### To do
List all lines of the data that include the string "niti".
┄┄┄┄┄┄┄┄┄┄┄┄┄┄┄┄┄┄┄┄
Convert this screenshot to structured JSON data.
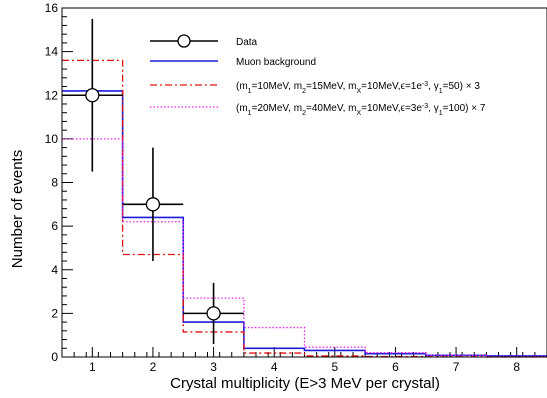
{
  "chart_data": {
    "type": "histogram",
    "xlabel": "Crystal multiplicity (E>3 MeV per crystal)",
    "ylabel": "Number of events",
    "xlim": [
      0.5,
      8.5
    ],
    "ylim": [
      0,
      16
    ],
    "x_ticks": [
      1,
      2,
      3,
      4,
      5,
      6,
      7,
      8
    ],
    "y_ticks": [
      0,
      2,
      4,
      6,
      8,
      10,
      12,
      14,
      16
    ],
    "legend_position": "top-right",
    "bin_edges": [
      0.5,
      1.5,
      2.5,
      3.5,
      4.5,
      5.5,
      6.5,
      7.5,
      8.5
    ],
    "data": {
      "name": "Data",
      "color": "#000000",
      "points": [
        {
          "x": 1,
          "y": 12,
          "yerr_low": 3.5,
          "yerr_high": 3.5
        },
        {
          "x": 2,
          "y": 7,
          "yerr_low": 2.6,
          "yerr_high": 2.6
        },
        {
          "x": 3,
          "y": 2,
          "yerr_low": 1.4,
          "yerr_high": 1.4
        }
      ]
    },
    "series": [
      {
        "name": "Muon background",
        "style": "solid",
        "color": "#1c1cd9",
        "values": [
          12.2,
          6.4,
          1.6,
          0.4,
          0.3,
          0.15,
          0.08,
          0.05
        ]
      },
      {
        "name_parts": [
          "(m",
          "1",
          "=10MeV, m",
          "2",
          "=15MeV, m",
          "X",
          "=10MeV,ϵ=1e",
          "-3",
          ", γ",
          "1",
          "=50) × 3"
        ],
        "style": "dashdot",
        "color": "#e01010",
        "values": [
          13.6,
          4.7,
          1.15,
          0.18,
          0.05,
          0.02,
          0.01,
          0.0
        ]
      },
      {
        "name_parts": [
          "(m",
          "1",
          "=20MeV, m",
          "2",
          "=40MeV, m",
          "X",
          "=10MeV,ϵ=3e",
          "-3",
          ", γ",
          "1",
          "=100) × 7"
        ],
        "style": "dotted",
        "color": "#ee22ee",
        "values": [
          10.0,
          6.2,
          2.7,
          1.35,
          0.45,
          0.2,
          0.08,
          0.03
        ]
      }
    ]
  }
}
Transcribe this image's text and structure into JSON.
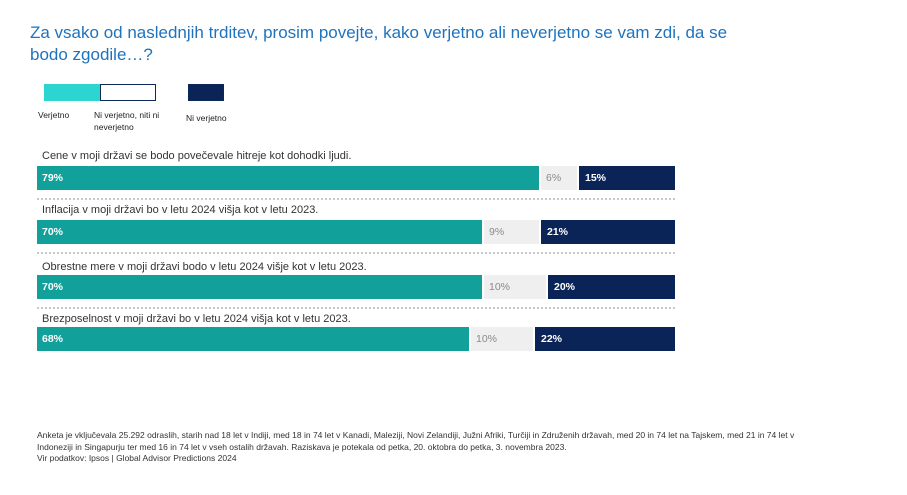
{
  "title": "Za vsako od naslednjih trditev, prosim povejte, kako verjetno ali neverjetno se vam zdi, da se bodo zgodile…?",
  "colors": {
    "likely": "#11A09A",
    "neutral": "#EFEFEF",
    "unlikely": "#0A2458",
    "title": "#1E73BE"
  },
  "legend": [
    {
      "label": "Verjetno",
      "color": "#2DD5D0"
    },
    {
      "label": "Ni verjetno, niti ni neverjetno",
      "color": "#FFFFFF"
    },
    {
      "label": "Ni verjetno",
      "color": "#0A2458"
    }
  ],
  "chart_data": {
    "type": "bar",
    "orientation": "horizontal",
    "stacked": true,
    "title": "Za vsako od naslednjih trditev, prosim povejte, kako verjetno ali neverjetno se vam zdi, da se bodo zgodile…?",
    "categories": [
      "Cene v moji državi se bodo povečevale hitreje kot dohodki ljudi.",
      "Inflacija v moji državi bo v letu 2024 višja kot v letu 2023.",
      "Obrestne mere v moji državi bodo v letu 2024 višje kot v letu 2023.",
      "Brezposelnost v moji državi bo v letu 2024 višja kot v letu 2023."
    ],
    "series": [
      {
        "name": "Verjetno",
        "values": [
          79,
          70,
          70,
          68
        ],
        "labels": [
          "79%",
          "70%",
          "70%",
          "68%"
        ]
      },
      {
        "name": "Ni verjetno, niti ni neverjetno",
        "values": [
          6,
          9,
          10,
          10
        ],
        "labels": [
          "6%",
          "9%",
          "10%",
          "10%"
        ]
      },
      {
        "name": "Ni verjetno",
        "values": [
          15,
          21,
          20,
          22
        ],
        "labels": [
          "15%",
          "21%",
          "20%",
          "22%"
        ]
      }
    ],
    "xlim": [
      0,
      100
    ]
  },
  "footnote": {
    "line1": "Anketa je vključevala 25.292 odraslih, starih nad 18 let v Indiji, med 18 in 74 let v Kanadi, Maleziji, Novi Zelandiji, Južni Afriki, Turčiji in Združenih državah, med 20 in 74 let na Tajskem, med 21 in 74 let v",
    "line2": "Indoneziji in Singapurju ter med 16 in 74 let v vseh ostalih državah. Raziskava je potekala od petka, 20. oktobra do petka, 3. novembra 2023.",
    "line3": "Vir podatkov: Ipsos | Global Advisor Predictions 2024"
  }
}
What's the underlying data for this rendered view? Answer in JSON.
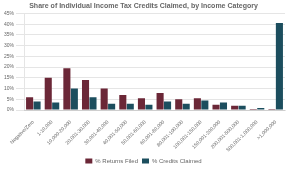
┄┄┄┄┄┄┄┄┄┄┄┄┄┄┄┄┄┄┄┄
### Task answer
      "label": "Ni verjetno, niti ni neverjetno",
        "name": "Ni verjetno, niti ni neverjetno",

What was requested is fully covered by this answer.